*WHAT YOU NEED TO DO*
Reproduce every line of the records below word for word, leaving out the pictures.

BEGIN

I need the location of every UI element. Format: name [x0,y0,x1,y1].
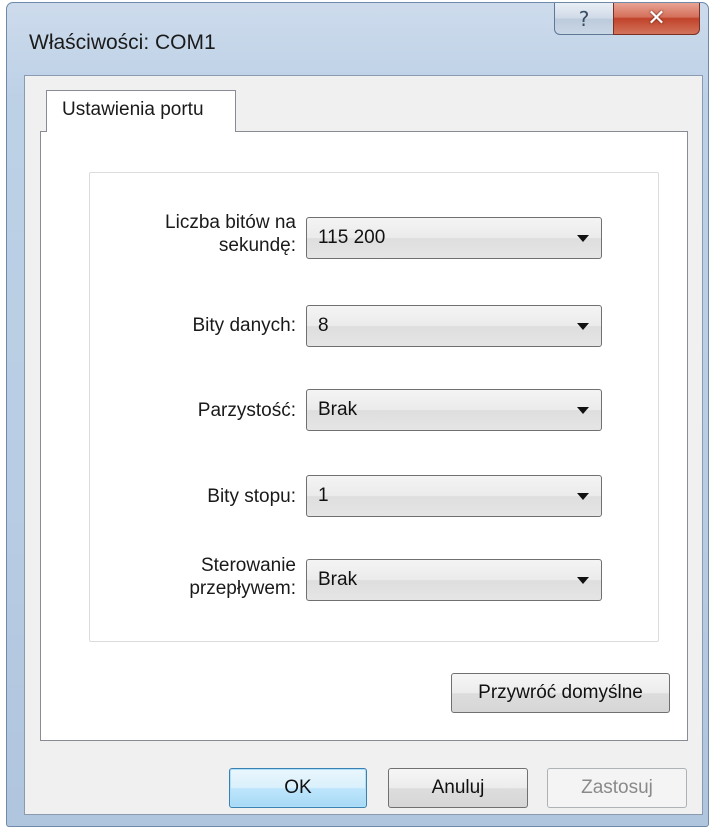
settings-group: Liczba bitów na sekundę: 115 200 Bity da… [89,172,659,642]
combo-value: 1 [318,485,329,506]
title-bar[interactable]: Właściwości: COM1 ? ✕ [7,3,708,75]
window-title: Właściwości: COM1 [29,31,216,54]
chevron-down-icon [577,235,589,242]
data-bits-label: Bity danych: [96,314,297,337]
bits-per-second-label: Liczba bitów na sekundę: [96,211,296,257]
stop-bits-select[interactable]: 1 [306,475,602,517]
chevron-down-icon [577,577,589,584]
cancel-button[interactable]: Anuluj [388,768,528,808]
flow-control-label: Sterowanie przepływem: [96,554,296,600]
tab-panel: Liczba bitów na sekundę: 115 200 Bity da… [40,131,688,741]
label-line: przepływem: [189,578,296,599]
dialog-window: Właściwości: COM1 ? ✕ Ustawienia portu L… [6,2,709,827]
label-line: Parzystość: [197,400,296,421]
label-line: Bity danych: [192,315,297,336]
dialog-client-area: Ustawienia portu Liczba bitów na sekundę… [24,75,703,815]
data-bits-select[interactable]: 8 [306,305,602,347]
combo-value: 8 [318,315,329,336]
label-line: Bity stopu: [207,486,296,507]
label-line: Sterowanie [200,555,296,576]
label-line: sekundę: [218,235,296,256]
close-icon: ✕ [647,6,666,31]
combo-value: 115 200 [318,227,386,248]
stop-bits-label: Bity stopu: [96,485,296,508]
flow-control-select[interactable]: Brak [306,559,602,601]
tab-port-settings[interactable]: Ustawienia portu [46,90,236,132]
chevron-down-icon [577,493,589,500]
combo-value: Brak [318,399,358,420]
restore-defaults-button[interactable]: Przywróć domyślne [451,673,670,713]
chevron-down-icon [577,323,589,330]
close-button[interactable]: ✕ [613,3,700,35]
combo-value: Brak [318,569,358,590]
help-button[interactable]: ? [554,3,614,35]
parity-label: Parzystość: [96,399,296,422]
ok-button[interactable]: OK [229,768,367,808]
tab-label: Ustawienia portu [62,99,204,120]
bits-per-second-select[interactable]: 115 200 [306,217,602,259]
parity-select[interactable]: Brak [306,389,602,431]
help-icon: ? [578,6,590,31]
label-line: Liczba bitów na [165,212,296,233]
apply-button: Zastosuj [547,768,687,808]
chevron-down-icon [577,407,589,414]
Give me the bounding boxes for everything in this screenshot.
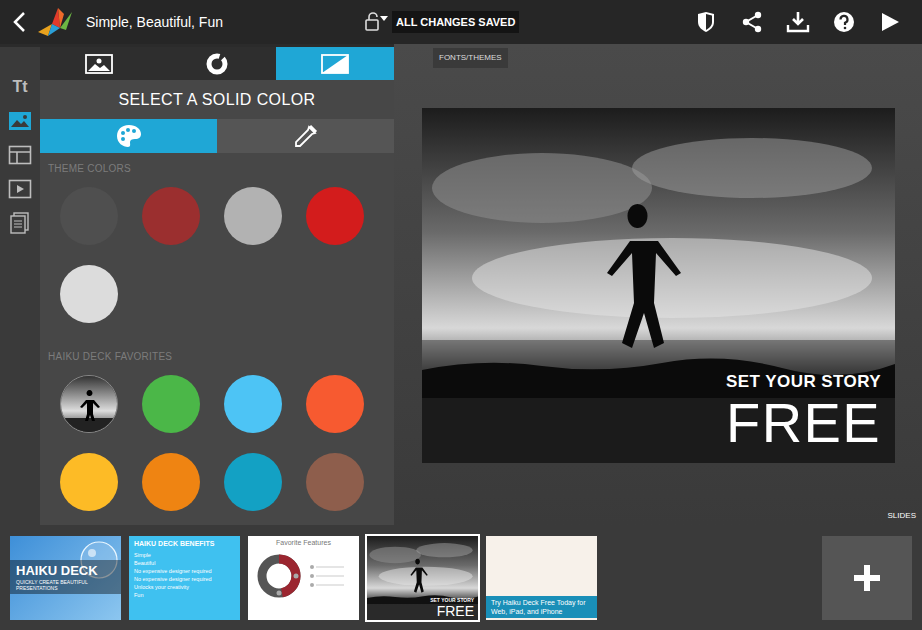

END

*FINAL RESULT*
I need the location of every UI element. Format: name [x0,y0,x1,y1].
settings-group: Liczba bitów na sekundę: 115 200 Bity da… [89,172,659,642]
combo-value: 1 [318,485,329,506]
title-bar[interactable]: Właściwości: COM1 ? ✕ [7,3,708,75]
window-title: Właściwości: COM1 [29,31,216,54]
chevron-down-icon [577,235,589,242]
data-bits-label: Bity danych: [96,314,297,337]
bits-per-second-label: Liczba bitów na sekundę: [96,211,296,257]
stop-bits-select[interactable]: 1 [306,475,602,517]
chevron-down-icon [577,577,589,584]
cancel-button[interactable]: Anuluj [388,768,528,808]
flow-control-label: Sterowanie przepływem: [96,554,296,600]
tab-panel: Liczba bitów na sekundę: 115 200 Bity da… [40,131,688,741]
label-line: przepływem: [189,578,296,599]
dialog-window: Właściwości: COM1 ? ✕ Ustawienia portu L… [6,2,709,827]
label-line: Parzystość: [197,400,296,421]
label-line: Bity danych: [192,315,297,336]
dialog-client-area: Ustawienia portu Liczba bitów na sekundę… [24,75,703,815]
data-bits-select[interactable]: 8 [306,305,602,347]
combo-value: 8 [318,315,329,336]
label-line: Bity stopu: [207,486,296,507]
label-line: Sterowanie [200,555,296,576]
label-line: sekundę: [218,235,296,256]
close-icon: ✕ [647,6,666,31]
combo-value: 115 200 [318,227,386,248]
stop-bits-label: Bity stopu: [96,485,296,508]
flow-control-select[interactable]: Brak [306,559,602,601]
tab-port-settings[interactable]: Ustawienia portu [46,90,236,132]
chevron-down-icon [577,493,589,500]
combo-value: Brak [318,399,358,420]
restore-defaults-button[interactable]: Przywróć domyślne [451,673,670,713]
chevron-down-icon [577,323,589,330]
close-button[interactable]: ✕ [613,3,700,35]
combo-value: Brak [318,569,358,590]
help-button[interactable]: ? [554,3,614,35]
parity-label: Parzystość: [96,399,296,422]
ok-button[interactable]: OK [229,768,367,808]
tab-label: Ustawienia portu [62,99,204,120]
bits-per-second-select[interactable]: 115 200 [306,217,602,259]
parity-select[interactable]: Brak [306,389,602,431]
help-icon: ? [578,6,590,31]
label-line: Liczba bitów na [165,212,296,233]
apply-button: Zastosuj [547,768,687,808]
chevron-down-icon [577,407,589,414]
Give me the bounding boxes for everything in this screenshot.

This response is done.